### GOAL OF THE EXERCISE
Your task is to repeat all of the material exactly.

### INPUT MATERIAL

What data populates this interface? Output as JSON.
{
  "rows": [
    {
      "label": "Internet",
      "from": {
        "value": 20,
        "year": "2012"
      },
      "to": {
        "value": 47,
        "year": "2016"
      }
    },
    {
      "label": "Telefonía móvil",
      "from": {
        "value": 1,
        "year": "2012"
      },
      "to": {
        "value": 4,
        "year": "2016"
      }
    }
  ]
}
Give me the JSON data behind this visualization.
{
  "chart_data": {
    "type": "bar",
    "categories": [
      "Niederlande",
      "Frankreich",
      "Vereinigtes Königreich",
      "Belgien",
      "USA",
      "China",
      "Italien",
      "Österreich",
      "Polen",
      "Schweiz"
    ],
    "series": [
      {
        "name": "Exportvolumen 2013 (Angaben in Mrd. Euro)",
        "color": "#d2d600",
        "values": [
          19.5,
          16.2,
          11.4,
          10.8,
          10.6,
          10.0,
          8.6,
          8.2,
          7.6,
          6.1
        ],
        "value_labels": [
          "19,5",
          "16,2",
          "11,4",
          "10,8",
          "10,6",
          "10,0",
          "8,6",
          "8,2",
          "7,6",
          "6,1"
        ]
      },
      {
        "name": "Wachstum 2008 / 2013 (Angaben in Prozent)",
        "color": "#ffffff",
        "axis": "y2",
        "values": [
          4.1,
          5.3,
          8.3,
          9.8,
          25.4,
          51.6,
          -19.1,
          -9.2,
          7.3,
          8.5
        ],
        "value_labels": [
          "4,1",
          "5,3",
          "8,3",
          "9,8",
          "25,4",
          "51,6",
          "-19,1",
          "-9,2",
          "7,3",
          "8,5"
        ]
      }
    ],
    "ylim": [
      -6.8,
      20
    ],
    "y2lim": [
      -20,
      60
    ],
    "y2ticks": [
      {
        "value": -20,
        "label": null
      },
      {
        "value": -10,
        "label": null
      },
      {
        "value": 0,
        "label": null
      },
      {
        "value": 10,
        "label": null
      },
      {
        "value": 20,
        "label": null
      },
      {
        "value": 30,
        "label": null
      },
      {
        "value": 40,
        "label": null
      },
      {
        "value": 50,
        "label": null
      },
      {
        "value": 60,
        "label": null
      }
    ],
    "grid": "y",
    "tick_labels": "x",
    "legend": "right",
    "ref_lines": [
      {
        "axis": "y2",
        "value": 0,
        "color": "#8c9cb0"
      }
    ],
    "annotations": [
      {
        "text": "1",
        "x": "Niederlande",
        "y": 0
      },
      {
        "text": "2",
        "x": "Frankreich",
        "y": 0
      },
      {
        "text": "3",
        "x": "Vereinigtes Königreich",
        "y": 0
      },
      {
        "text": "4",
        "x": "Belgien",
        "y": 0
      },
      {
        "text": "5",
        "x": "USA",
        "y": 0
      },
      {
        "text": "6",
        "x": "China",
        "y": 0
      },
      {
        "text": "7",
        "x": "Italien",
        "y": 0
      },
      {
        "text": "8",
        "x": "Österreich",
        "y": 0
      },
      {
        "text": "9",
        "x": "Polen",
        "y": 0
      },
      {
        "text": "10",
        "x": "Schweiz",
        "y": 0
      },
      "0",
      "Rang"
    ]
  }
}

### CORRECT ANSWER
What data populates this interface? Output as JSON.
{
  "rows": [
    {
      "label": "Internet",
      "from": {
        "value": 20,
        "year": "2012"
      },
      "to": {
        "value": 47,
        "year": "2016"
      }
    },
    {
      "label": "Telefonía móvil",
      "from": {
        "value": 1,
        "year": "2012"
      },
      "to": {
        "value": 4,
        "year": "2016"
      }
    }
  ]
}
Give me the JSON data behind this visualization.
{
  "chart_data": {
    "type": "bar",
    "categories": [
      "Niederlande",
      "Frankreich",
      "Vereinigtes Königreich",
      "Belgien",
      "USA",
      "China",
      "Italien",
      "Österreich",
      "Polen",
      "Schweiz"
    ],
    "series": [
      {
        "name": "Exportvolumen 2013 (Angaben in Mrd. Euro)",
        "color": "#d2d600",
        "values": [
          19.5,
          16.2,
          11.4,
          10.8,
          10.6,
          10.0,
          8.6,
          8.2,
          7.6,
          6.1
        ],
        "value_labels": [
          "19,5",
          "16,2",
          "11,4",
          "10,8",
          "10,6",
          "10,0",
          "8,6",
          "8,2",
          "7,6",
          "6,1"
        ]
      },
      {
        "name": "Wachstum 2008 / 2013 (Angaben in Prozent)",
        "color": "#ffffff",
        "axis": "y2",
        "values": [
          4.1,
          5.3,
          8.3,
          9.8,
          25.4,
          51.6,
          -19.1,
          -9.2,
          7.3,
          8.5
        ],
        "value_labels": [
          "4,1",
          "5,3",
          "8,3",
          "9,8",
          "25,4",
          "51,6",
          "-19,1",
          "-9,2",
          "7,3",
          "8,5"
        ]
      }
    ],
    "ylim": [
      -6.8,
      20
    ],
    "y2lim": [
      -20,
      60
    ],
    "y2ticks": [
      {
        "value": -20,
        "label": null
      },
      {
        "value": -10,
        "label": null
      },
      {
        "value": 0,
        "label": null
      },
      {
        "value": 10,
        "label": null
      },
      {
        "value": 20,
        "label": null
      },
      {
        "value": 30,
        "label": null
      },
      {
        "value": 40,
        "label": null
      },
      {
        "value": 50,
        "label": null
      },
      {
        "value": 60,
        "label": null
      }
    ],
    "grid": "y",
    "tick_labels": "x",
    "legend": "right",
    "ref_lines": [
      {
        "axis": "y2",
        "value": 0,
        "color": "#8c9cb0"
      }
    ],
    "annotations": [
      {
        "text": "1",
        "x": "Niederlande",
        "y": 0
      },
      {
        "text": "2",
        "x": "Frankreich",
        "y": 0
      },
      {
        "text": "3",
        "x": "Vereinigtes Königreich",
        "y": 0
      },
      {
        "text": "4",
        "x": "Belgien",
        "y": 0
      },
      {
        "text": "5",
        "x": "USA",
        "y": 0
      },
      {
        "text": "6",
        "x": "China",
        "y": 0
      },
      {
        "text": "7",
        "x": "Italien",
        "y": 0
      },
      {
        "text": "8",
        "x": "Österreich",
        "y": 0
      },
      {
        "text": "9",
        "x": "Polen",
        "y": 0
      },
      {
        "text": "10",
        "x": "Schweiz",
        "y": 0
      },
      "0",
      "Rang"
    ]
  }
}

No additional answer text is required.